--- Task details ---
Your answer should be a single number: the count of lines holding the word "JSON".
━━━━━ Supplied data ━━━━━
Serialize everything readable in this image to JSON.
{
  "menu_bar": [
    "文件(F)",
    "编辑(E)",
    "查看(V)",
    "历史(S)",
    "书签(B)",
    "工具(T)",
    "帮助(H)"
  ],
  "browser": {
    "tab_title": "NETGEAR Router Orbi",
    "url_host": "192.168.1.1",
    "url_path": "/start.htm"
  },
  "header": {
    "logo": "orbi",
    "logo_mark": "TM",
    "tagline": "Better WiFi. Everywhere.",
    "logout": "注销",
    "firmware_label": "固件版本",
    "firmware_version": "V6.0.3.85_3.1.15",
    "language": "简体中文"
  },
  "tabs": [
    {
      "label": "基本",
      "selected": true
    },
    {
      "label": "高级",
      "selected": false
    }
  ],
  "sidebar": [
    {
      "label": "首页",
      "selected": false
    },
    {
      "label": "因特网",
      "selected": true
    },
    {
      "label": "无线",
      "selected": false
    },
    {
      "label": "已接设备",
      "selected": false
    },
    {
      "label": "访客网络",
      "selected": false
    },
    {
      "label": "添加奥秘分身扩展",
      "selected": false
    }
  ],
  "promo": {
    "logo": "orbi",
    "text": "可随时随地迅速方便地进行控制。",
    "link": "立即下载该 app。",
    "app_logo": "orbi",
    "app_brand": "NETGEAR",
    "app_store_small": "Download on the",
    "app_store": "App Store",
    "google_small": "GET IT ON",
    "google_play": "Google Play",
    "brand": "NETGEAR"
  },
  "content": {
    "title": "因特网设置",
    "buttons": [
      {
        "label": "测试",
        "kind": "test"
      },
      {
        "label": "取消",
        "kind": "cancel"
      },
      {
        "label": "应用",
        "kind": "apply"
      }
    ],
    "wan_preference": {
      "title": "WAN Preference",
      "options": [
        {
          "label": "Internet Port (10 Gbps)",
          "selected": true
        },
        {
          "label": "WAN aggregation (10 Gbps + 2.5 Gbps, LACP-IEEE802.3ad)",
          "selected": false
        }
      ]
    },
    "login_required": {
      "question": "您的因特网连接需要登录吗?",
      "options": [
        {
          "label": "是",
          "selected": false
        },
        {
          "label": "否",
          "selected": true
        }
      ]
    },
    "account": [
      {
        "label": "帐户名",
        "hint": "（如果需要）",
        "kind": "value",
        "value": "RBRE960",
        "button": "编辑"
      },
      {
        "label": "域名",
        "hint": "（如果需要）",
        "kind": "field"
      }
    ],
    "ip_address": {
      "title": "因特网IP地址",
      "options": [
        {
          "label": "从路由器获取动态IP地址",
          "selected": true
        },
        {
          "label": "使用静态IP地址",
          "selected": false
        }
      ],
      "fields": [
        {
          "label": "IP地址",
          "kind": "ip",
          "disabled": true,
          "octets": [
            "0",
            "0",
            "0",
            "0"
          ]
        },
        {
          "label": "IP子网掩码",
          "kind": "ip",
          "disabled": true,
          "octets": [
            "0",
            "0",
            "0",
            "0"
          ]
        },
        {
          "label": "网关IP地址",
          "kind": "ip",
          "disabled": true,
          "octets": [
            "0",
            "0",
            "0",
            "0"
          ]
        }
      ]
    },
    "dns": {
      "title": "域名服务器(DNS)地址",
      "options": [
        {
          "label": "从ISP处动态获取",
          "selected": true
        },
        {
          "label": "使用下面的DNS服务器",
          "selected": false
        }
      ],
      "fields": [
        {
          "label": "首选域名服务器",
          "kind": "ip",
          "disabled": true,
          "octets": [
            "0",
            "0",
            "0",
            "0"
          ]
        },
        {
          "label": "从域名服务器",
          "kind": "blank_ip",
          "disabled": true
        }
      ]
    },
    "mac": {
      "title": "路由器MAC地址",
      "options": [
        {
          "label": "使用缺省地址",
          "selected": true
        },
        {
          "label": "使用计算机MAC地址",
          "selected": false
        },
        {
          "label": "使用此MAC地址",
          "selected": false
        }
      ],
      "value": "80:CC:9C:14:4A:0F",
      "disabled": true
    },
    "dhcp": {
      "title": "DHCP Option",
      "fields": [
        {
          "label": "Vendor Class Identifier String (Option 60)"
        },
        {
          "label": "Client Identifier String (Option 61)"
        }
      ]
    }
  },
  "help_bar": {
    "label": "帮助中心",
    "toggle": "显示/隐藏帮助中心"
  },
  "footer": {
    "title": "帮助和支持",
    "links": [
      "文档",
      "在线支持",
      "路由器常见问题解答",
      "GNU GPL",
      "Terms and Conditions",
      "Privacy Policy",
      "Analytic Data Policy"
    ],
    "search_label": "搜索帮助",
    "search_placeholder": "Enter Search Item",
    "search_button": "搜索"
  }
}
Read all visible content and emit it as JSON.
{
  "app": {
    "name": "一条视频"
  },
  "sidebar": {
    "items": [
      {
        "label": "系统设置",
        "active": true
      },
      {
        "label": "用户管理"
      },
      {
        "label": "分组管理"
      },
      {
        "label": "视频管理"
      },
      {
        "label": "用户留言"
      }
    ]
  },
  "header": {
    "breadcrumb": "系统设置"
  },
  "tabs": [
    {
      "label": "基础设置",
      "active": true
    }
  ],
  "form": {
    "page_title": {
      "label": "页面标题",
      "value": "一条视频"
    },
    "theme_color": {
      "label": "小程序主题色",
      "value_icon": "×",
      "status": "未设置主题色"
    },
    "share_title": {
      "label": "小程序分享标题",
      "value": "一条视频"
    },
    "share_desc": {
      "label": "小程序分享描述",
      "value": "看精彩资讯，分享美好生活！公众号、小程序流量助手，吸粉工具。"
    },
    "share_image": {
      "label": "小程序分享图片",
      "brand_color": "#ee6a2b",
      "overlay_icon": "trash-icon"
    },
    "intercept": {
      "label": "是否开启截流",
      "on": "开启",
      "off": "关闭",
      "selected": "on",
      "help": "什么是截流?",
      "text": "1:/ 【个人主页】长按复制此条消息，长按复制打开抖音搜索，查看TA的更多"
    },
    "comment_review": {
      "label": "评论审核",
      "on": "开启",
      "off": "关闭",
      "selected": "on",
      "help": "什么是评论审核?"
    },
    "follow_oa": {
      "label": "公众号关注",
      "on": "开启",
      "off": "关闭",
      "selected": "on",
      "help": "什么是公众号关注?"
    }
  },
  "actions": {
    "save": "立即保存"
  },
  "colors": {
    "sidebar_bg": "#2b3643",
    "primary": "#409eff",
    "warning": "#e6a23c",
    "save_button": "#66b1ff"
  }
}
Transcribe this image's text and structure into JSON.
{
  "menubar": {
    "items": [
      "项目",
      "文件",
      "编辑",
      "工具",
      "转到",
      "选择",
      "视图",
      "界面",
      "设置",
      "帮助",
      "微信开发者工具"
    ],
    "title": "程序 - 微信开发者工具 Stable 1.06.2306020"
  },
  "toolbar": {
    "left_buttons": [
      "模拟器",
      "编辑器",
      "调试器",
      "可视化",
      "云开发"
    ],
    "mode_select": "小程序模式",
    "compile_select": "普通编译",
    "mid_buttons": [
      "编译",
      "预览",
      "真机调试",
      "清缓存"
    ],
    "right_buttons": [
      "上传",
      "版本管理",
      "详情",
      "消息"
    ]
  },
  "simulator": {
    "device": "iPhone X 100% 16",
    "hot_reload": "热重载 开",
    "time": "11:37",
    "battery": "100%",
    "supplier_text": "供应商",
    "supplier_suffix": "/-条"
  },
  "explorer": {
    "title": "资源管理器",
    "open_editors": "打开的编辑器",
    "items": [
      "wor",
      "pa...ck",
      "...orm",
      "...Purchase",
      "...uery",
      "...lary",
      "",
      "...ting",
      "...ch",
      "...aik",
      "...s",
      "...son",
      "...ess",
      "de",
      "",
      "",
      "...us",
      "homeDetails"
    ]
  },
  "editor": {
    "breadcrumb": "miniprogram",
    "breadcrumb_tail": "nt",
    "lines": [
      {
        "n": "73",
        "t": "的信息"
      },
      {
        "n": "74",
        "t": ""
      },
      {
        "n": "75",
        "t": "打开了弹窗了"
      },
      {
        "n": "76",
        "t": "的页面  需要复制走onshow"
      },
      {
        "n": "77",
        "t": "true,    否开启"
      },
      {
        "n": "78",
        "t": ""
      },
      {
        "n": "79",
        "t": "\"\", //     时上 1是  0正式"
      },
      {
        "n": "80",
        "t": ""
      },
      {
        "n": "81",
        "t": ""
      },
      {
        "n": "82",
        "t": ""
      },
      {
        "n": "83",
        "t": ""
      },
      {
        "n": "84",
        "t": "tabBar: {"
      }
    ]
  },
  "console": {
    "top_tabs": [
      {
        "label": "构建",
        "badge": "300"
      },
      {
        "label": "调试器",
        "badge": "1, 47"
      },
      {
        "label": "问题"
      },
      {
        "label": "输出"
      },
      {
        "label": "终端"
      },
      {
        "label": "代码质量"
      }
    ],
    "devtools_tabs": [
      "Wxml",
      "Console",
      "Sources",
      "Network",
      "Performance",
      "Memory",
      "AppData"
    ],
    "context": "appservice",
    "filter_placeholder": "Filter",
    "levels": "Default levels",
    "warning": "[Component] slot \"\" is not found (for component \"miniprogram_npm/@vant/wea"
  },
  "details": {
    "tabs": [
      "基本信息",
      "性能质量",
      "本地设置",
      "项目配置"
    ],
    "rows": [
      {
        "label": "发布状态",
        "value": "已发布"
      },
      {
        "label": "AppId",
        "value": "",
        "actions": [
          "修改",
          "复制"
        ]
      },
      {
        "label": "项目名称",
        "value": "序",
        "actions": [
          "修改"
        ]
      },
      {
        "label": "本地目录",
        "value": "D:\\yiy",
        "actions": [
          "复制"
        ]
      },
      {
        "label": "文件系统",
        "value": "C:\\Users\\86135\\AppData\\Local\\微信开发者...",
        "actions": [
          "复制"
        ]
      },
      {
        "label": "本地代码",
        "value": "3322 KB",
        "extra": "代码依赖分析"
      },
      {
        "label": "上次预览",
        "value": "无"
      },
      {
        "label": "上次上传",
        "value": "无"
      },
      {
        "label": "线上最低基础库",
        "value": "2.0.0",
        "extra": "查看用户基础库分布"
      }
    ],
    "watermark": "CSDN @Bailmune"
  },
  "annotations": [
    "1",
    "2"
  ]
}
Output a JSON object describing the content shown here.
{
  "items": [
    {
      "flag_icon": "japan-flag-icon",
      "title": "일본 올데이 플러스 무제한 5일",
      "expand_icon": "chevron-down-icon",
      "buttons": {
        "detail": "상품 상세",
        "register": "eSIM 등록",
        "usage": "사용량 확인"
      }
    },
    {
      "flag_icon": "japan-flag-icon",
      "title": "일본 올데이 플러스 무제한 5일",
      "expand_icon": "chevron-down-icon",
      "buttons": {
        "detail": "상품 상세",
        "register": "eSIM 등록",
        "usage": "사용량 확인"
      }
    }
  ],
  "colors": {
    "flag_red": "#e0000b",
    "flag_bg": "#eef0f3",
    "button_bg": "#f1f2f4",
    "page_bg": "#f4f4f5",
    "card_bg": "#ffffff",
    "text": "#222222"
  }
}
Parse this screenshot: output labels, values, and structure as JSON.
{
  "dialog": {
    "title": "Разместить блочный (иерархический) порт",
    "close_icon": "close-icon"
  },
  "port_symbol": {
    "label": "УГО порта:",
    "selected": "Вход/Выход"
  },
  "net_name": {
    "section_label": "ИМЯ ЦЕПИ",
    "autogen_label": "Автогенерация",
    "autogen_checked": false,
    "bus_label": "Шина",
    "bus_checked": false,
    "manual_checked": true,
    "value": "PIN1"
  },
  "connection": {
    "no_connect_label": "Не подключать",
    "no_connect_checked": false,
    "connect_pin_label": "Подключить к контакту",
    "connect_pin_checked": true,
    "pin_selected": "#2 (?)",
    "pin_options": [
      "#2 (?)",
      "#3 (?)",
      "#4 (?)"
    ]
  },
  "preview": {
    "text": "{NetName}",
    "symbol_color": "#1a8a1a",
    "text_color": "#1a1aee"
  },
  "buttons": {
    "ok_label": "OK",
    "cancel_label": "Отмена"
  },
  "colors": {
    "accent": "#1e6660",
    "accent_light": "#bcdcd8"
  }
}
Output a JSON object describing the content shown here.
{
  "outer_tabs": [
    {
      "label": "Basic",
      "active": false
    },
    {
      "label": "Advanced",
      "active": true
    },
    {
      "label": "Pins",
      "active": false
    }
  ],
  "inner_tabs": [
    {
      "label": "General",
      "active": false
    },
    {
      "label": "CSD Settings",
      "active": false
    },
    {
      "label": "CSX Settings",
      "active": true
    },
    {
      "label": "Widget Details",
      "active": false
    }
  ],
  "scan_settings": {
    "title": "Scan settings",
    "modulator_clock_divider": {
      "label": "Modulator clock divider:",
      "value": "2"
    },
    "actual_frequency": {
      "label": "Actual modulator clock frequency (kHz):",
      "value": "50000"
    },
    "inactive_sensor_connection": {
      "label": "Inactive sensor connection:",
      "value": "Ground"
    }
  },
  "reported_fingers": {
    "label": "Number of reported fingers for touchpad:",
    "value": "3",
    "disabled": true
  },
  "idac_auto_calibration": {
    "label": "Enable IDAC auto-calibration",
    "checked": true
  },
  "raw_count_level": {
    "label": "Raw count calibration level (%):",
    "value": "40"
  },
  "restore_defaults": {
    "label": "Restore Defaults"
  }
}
━━━━━
--- Task output ---
6